Data entries:
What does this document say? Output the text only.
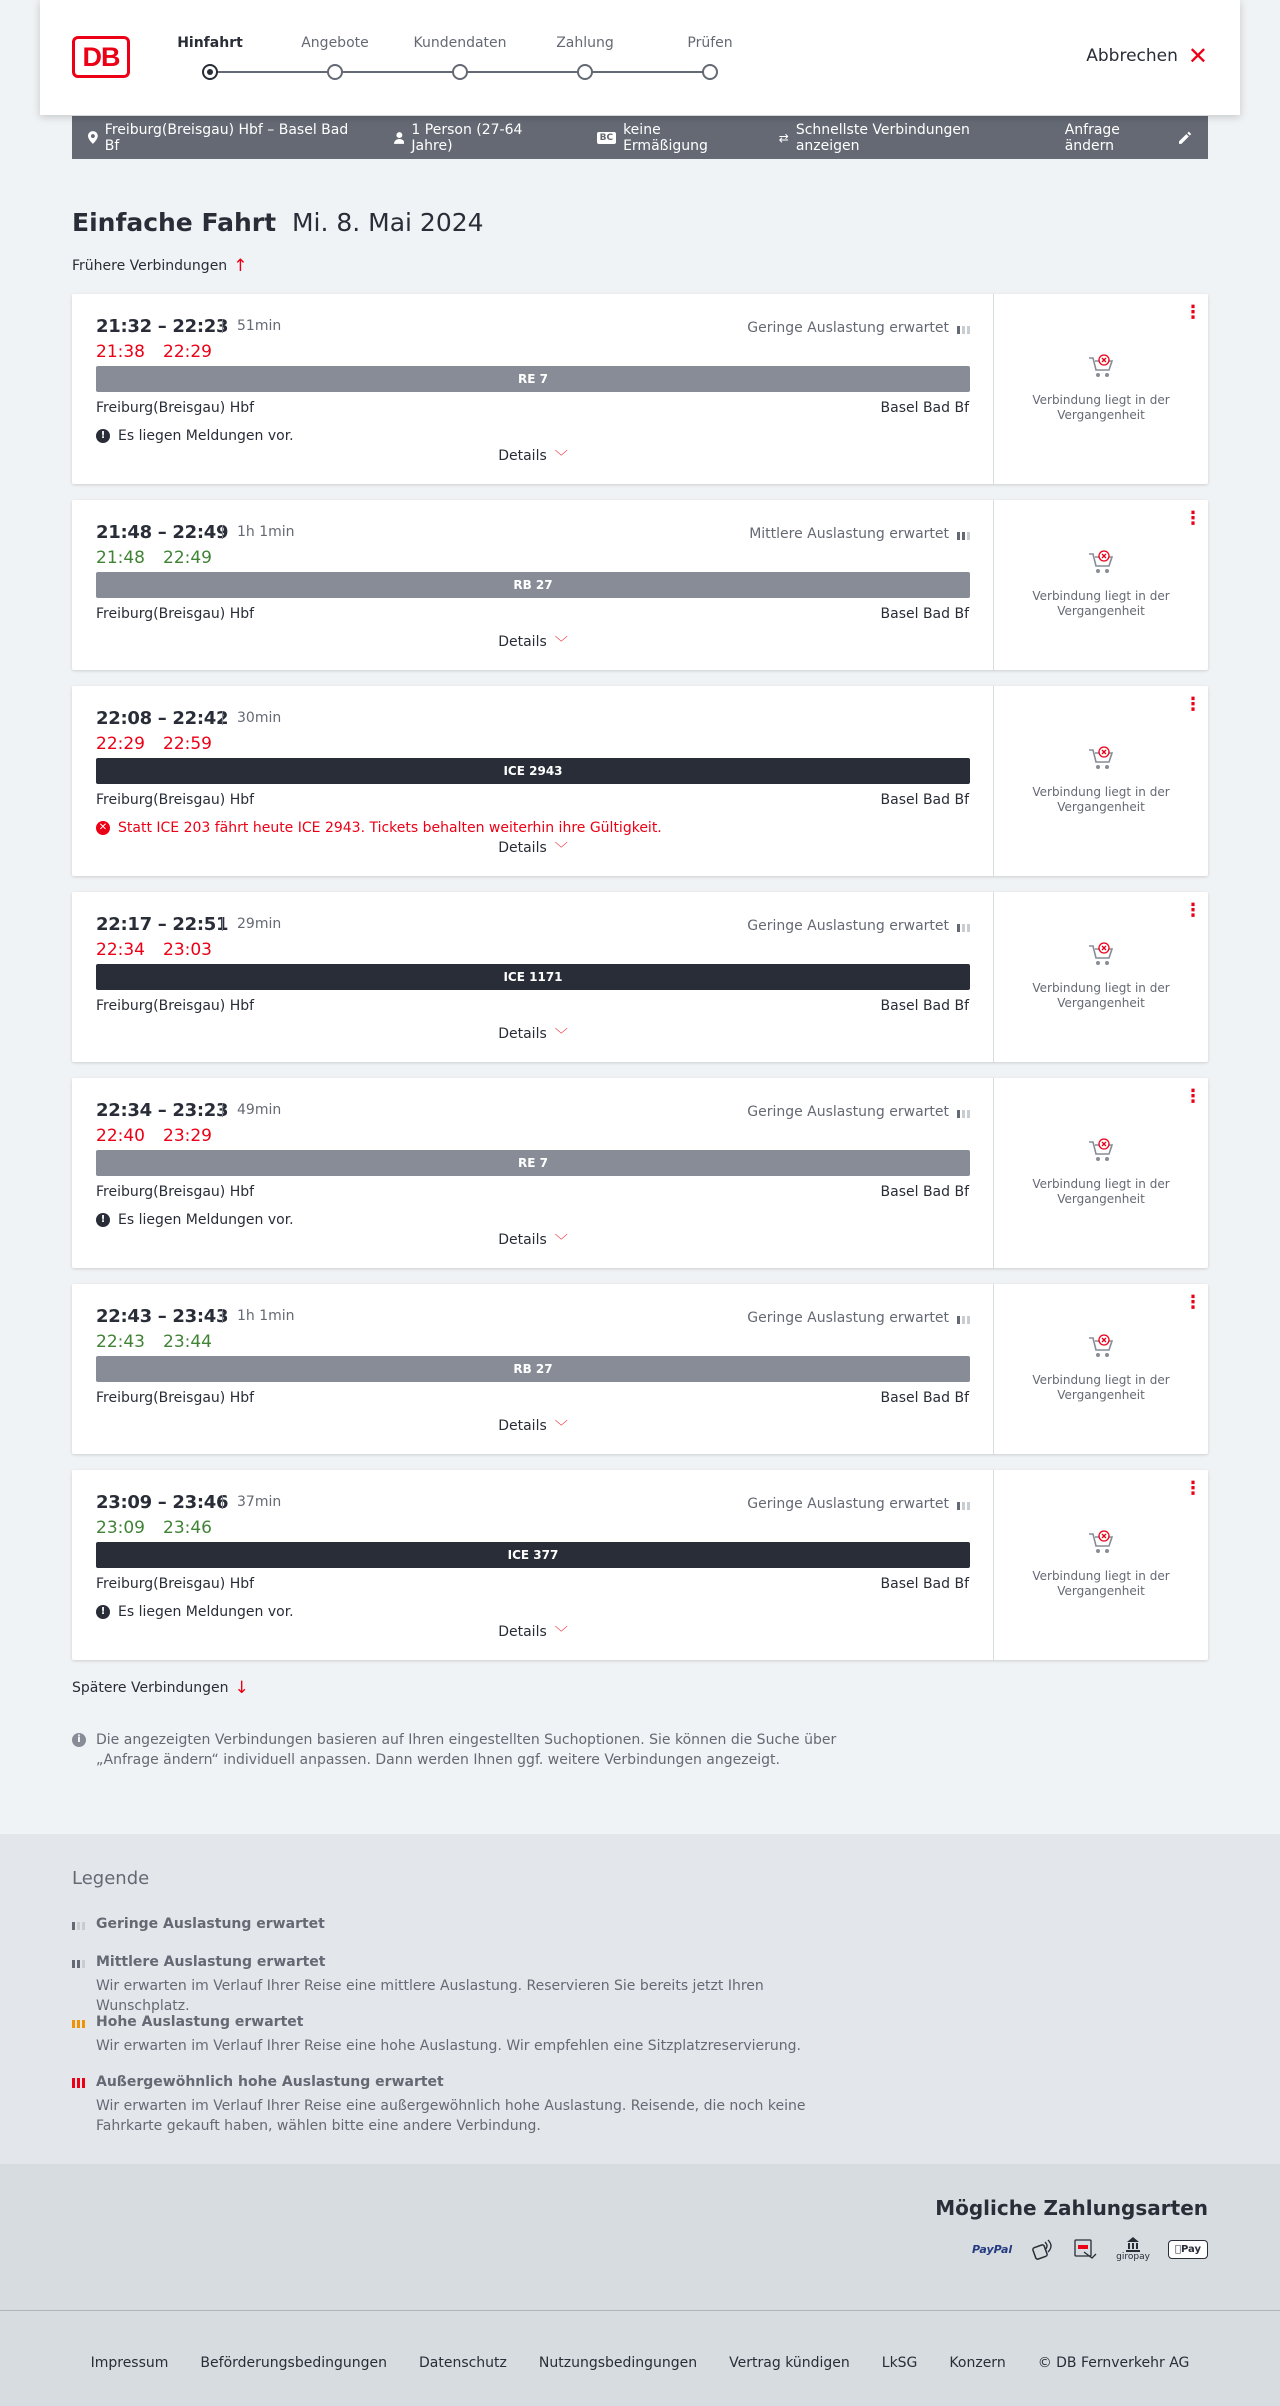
DB	Hinfahrt	Angebote	Kundendaten	Zahlung	Prüfen
Abbrechen ✕
Freiburg(Breisgau) Hbf – Basel Bad Bf
1 Person (27-64 Jahre)	BC keine Ermäßigung	⇄ Schnellste Verbindungen anzeigen
Anfrage ändern
Einfache Fahrt Mi. 8. Mai 2024
Frühere Verbindungen ↑
21:32 – 22:23 51min
21:38 22:29
Geringe Auslastung erwartet
RE 7
Freiburg(Breisgau) Hbf	Basel Bad Bf
! Es liegen Meldungen vor.
Details ﹀
⋮
Verbindung liegt in der Vergangenheit
21:48 – 22:49 1h 1min
21:48 22:49
Mittlere Auslastung erwartet
RB 27
Freiburg(Breisgau) Hbf	Basel Bad Bf
Details ﹀
⋮
Verbindung liegt in der Vergangenheit
22:08 – 22:42 30min
22:29 22:59
ICE 2943
Freiburg(Breisgau) Hbf	Basel Bad Bf
✕ Statt ICE 203 fährt heute ICE 2943. Tickets behalten weiterhin ihre Gültigkeit.
Details ﹀
⋮
Verbindung liegt in der Vergangenheit
22:17 – 22:51 29min
22:34 23:03
Geringe Auslastung erwartet
ICE 1171
Freiburg(Breisgau) Hbf	Basel Bad Bf
Details ﹀
⋮
Verbindung liegt in der Vergangenheit
22:34 – 23:23 49min
22:40 23:29
Geringe Auslastung erwartet
RE 7
Freiburg(Breisgau) Hbf	Basel Bad Bf
! Es liegen Meldungen vor.
Details ﹀
⋮
Verbindung liegt in der Vergangenheit
22:43 – 23:43 1h 1min
22:43 23:44
Geringe Auslastung erwartet
RB 27
Freiburg(Breisgau) Hbf	Basel Bad Bf
Details ﹀
⋮
Verbindung liegt in der Vergangenheit
23:09 – 23:46 37min
23:09 23:46
Geringe Auslastung erwartet
ICE 377
Freiburg(Breisgau) Hbf	Basel Bad Bf
! Es liegen Meldungen vor.
Details ﹀
⋮
Verbindung liegt in der Vergangenheit
Spätere Verbindungen ↓
i	Die angezeigten Verbindungen basieren auf Ihren eingestellten Suchoptionen. Sie können die Suche über „Anfrage ändern“ individuell anpassen. Dann werden Ihnen ggf. weitere Verbindungen angezeigt.
Legende
Geringe Auslastung erwartet
Mittlere Auslastung erwartet
Wir erwarten im Verlauf Ihrer Reise eine mittlere Auslastung. Reservieren Sie bereits jetzt Ihren Wunschplatz.
Hohe Auslastung erwartet
Wir erwarten im Verlauf Ihrer Reise eine hohe Auslastung. Wir empfehlen eine Sitzplatzreservierung.
Außergewöhnlich hohe Auslastung erwartet
Wir erwarten im Verlauf Ihrer Reise eine außergewöhnlich hohe Auslastung. Reisende, die noch keine Fahrkarte gekauft haben, wählen bitte eine andere Verbindung.
Mögliche Zahlungsarten
PayPal
giropay
Pay
Impressum Beförderungsbedingungen Datenschutz Nutzungsbedingungen Vertrag kündigen LkSG Konzern © DB Fernverkehr AG
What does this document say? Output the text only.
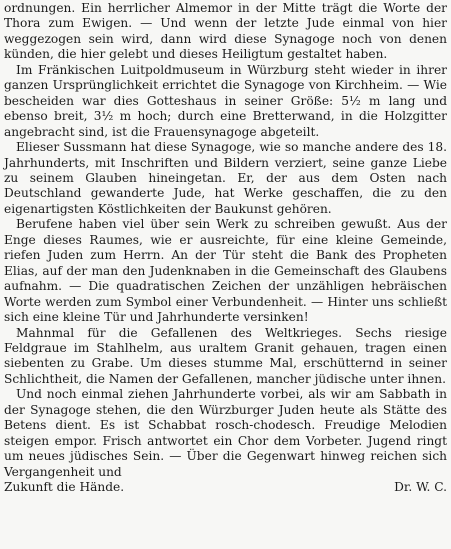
ordnungen. Ein herrlicher Almemor in der Mitte trägt die Worte der Thora zum Ewigen. — Und wenn der letzte Jude einmal von hier weggezogen sein wird, dann wird diese Synagoge noch von denen künden, die hier gelebt und dieses Heiligtum gestaltet haben.

Im Fränkischen Luitpoldmuseum in Würzburg steht wieder in ihrer ganzen Ursprünglichkeit errichtet die Synagoge von Kirchheim. — Wie bescheiden war dies Gotteshaus in seiner Größe: 5½ m lang und ebenso breit, 3½ m hoch; durch eine Bretterwand, in die Holzgitter angebracht sind, ist die Frauensynagoge abgeteilt.

Elieser Sussmann hat diese Synagoge, wie so manche andere des 18. Jahrhunderts, mit Inschriften und Bildern verziert, seine ganze Liebe zu seinem Glauben hineingetan. Er, der aus dem Osten nach Deutschland gewanderte Jude, hat Werke geschaffen, die zu den eigenartigsten Köstlichkeiten der Baukunst gehören.

Berufene haben viel über sein Werk zu schreiben gewußt. Aus der Enge dieses Raumes, wie er ausreichte, für eine kleine Gemeinde, riefen Juden zum Herrn. An der Tür steht die Bank des Propheten Elias, auf der man den Judenknaben in die Gemeinschaft des Glaubens aufnahm. — Die quadratischen Zeichen der unzähligen hebräischen Worte werden zum Symbol einer Verbundenheit. — Hinter uns schließt sich eine kleine Tür und Jahrhunderte versinken!

Mahnmal für die Gefallenen des Weltkrieges. Sechs riesige Feldgraue im Stahlhelm, aus uraltem Granit gehauen, tragen einen siebenten zu Grabe. Um dieses stumme Mal, erschütternd in seiner Schlichtheit, die Namen der Gefallenen, mancher jüdische unter ihnen.

Und noch einmal ziehen Jahrhunderte vorbei, als wir am Sabbath in der Synagoge stehen, die den Würzburger Juden heute als Stätte des Betens dient. Es ist Schabbat rosch-chodesch. Freudige Melodien steigen empor. Frisch antwortet ein Chor dem Vorbeter. Jugend ringt um neues jüdisches Sein. — Über die Gegenwart hinweg reichen sich Vergangenheit und

Zukunft die Hände.	Dr. W. C.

WORK TO COMPLETE: Every entry must be transcribed exactly. Pictures do not belong in the copy.

FINAL ANSWER:
What does this document say? Output the text only.
DB	Hinfahrt	Angebote	Kundendaten	Zahlung	Prüfen
Abbrechen ✕
Freiburg(Breisgau) Hbf – Basel Bad Bf
1 Person (27-64 Jahre)	BC keine Ermäßigung	⇄ Schnellste Verbindungen anzeigen
Anfrage ändern
Einfache Fahrt Mi. 8. Mai 2024
Frühere Verbindungen ↑
21:32 – 22:23 51min
21:38 22:29
Geringe Auslastung erwartet
RE 7
Freiburg(Breisgau) Hbf	Basel Bad Bf
! Es liegen Meldungen vor.
Details ﹀
⋮
Verbindung liegt in der Vergangenheit
21:48 – 22:49 1h 1min
21:48 22:49
Mittlere Auslastung erwartet
RB 27
Freiburg(Breisgau) Hbf	Basel Bad Bf
Details ﹀
⋮
Verbindung liegt in der Vergangenheit
22:08 – 22:42 30min
22:29 22:59
ICE 2943
Freiburg(Breisgau) Hbf	Basel Bad Bf
✕ Statt ICE 203 fährt heute ICE 2943. Tickets behalten weiterhin ihre Gültigkeit.
Details ﹀
⋮
Verbindung liegt in der Vergangenheit
22:17 – 22:51 29min
22:34 23:03
Geringe Auslastung erwartet
ICE 1171
Freiburg(Breisgau) Hbf	Basel Bad Bf
Details ﹀
⋮
Verbindung liegt in der Vergangenheit
22:34 – 23:23 49min
22:40 23:29
Geringe Auslastung erwartet
RE 7
Freiburg(Breisgau) Hbf	Basel Bad Bf
! Es liegen Meldungen vor.
Details ﹀
⋮
Verbindung liegt in der Vergangenheit
22:43 – 23:43 1h 1min
22:43 23:44
Geringe Auslastung erwartet
RB 27
Freiburg(Breisgau) Hbf	Basel Bad Bf
Details ﹀
⋮
Verbindung liegt in der Vergangenheit
23:09 – 23:46 37min
23:09 23:46
Geringe Auslastung erwartet
ICE 377
Freiburg(Breisgau) Hbf	Basel Bad Bf
! Es liegen Meldungen vor.
Details ﹀
⋮
Verbindung liegt in der Vergangenheit
Spätere Verbindungen ↓
i	Die angezeigten Verbindungen basieren auf Ihren eingestellten Suchoptionen. Sie können die Suche über „Anfrage ändern“ individuell anpassen. Dann werden Ihnen ggf. weitere Verbindungen angezeigt.
Legende
Geringe Auslastung erwartet
Mittlere Auslastung erwartet
Wir erwarten im Verlauf Ihrer Reise eine mittlere Auslastung. Reservieren Sie bereits jetzt Ihren Wunschplatz.
Hohe Auslastung erwartet
Wir erwarten im Verlauf Ihrer Reise eine hohe Auslastung. Wir empfehlen eine Sitzplatzreservierung.
Außergewöhnlich hohe Auslastung erwartet
Wir erwarten im Verlauf Ihrer Reise eine außergewöhnlich hohe Auslastung. Reisende, die noch keine Fahrkarte gekauft haben, wählen bitte eine andere Verbindung.
Mögliche Zahlungsarten
PayPal
giropay
Pay
Impressum Beförderungsbedingungen Datenschutz Nutzungsbedingungen Vertrag kündigen LkSG Konzern © DB Fernverkehr AG
What does this document say? Output the text only.
ordnungen. Ein herrlicher Almemor in der Mitte trägt die Worte der Thora zum Ewigen. — Und wenn der letzte Jude einmal von hier weggezogen sein wird, dann wird diese Synagoge noch von denen künden, die hier gelebt und dieses Heiligtum gestaltet haben.

Im Fränkischen Luitpoldmuseum in Würzburg steht wieder in ihrer ganzen Ursprünglichkeit errichtet die Synagoge von Kirchheim. — Wie bescheiden war dies Gotteshaus in seiner Größe: 5½ m lang und ebenso breit, 3½ m hoch; durch eine Bretterwand, in die Holzgitter angebracht sind, ist die Frauensynagoge abgeteilt.

Elieser Sussmann hat diese Synagoge, wie so manche andere des 18. Jahrhunderts, mit Inschriften und Bildern verziert, seine ganze Liebe zu seinem Glauben hineingetan. Er, der aus dem Osten nach Deutschland gewanderte Jude, hat Werke geschaffen, die zu den eigenartigsten Köstlichkeiten der Baukunst gehören.

Berufene haben viel über sein Werk zu schreiben gewußt. Aus der Enge dieses Raumes, wie er ausreichte, für eine kleine Gemeinde, riefen Juden zum Herrn. An der Tür steht die Bank des Propheten Elias, auf der man den Judenknaben in die Gemeinschaft des Glaubens aufnahm. — Die quadratischen Zeichen der unzähligen hebräischen Worte werden zum Symbol einer Verbundenheit. — Hinter uns schließt sich eine kleine Tür und Jahrhunderte versinken!

Mahnmal für die Gefallenen des Weltkrieges. Sechs riesige Feldgraue im Stahlhelm, aus uraltem Granit gehauen, tragen einen siebenten zu Grabe. Um dieses stumme Mal, erschütternd in seiner Schlichtheit, die Namen der Gefallenen, mancher jüdische unter ihnen.

Und noch einmal ziehen Jahrhunderte vorbei, als wir am Sabbath in der Synagoge stehen, die den Würzburger Juden heute als Stätte des Betens dient. Es ist Schabbat rosch-chodesch. Freudige Melodien steigen empor. Frisch antwortet ein Chor dem Vorbeter. Jugend ringt um neues jüdisches Sein. — Über die Gegenwart hinweg reichen sich Vergangenheit und

Zukunft die Hände.	Dr. W. C.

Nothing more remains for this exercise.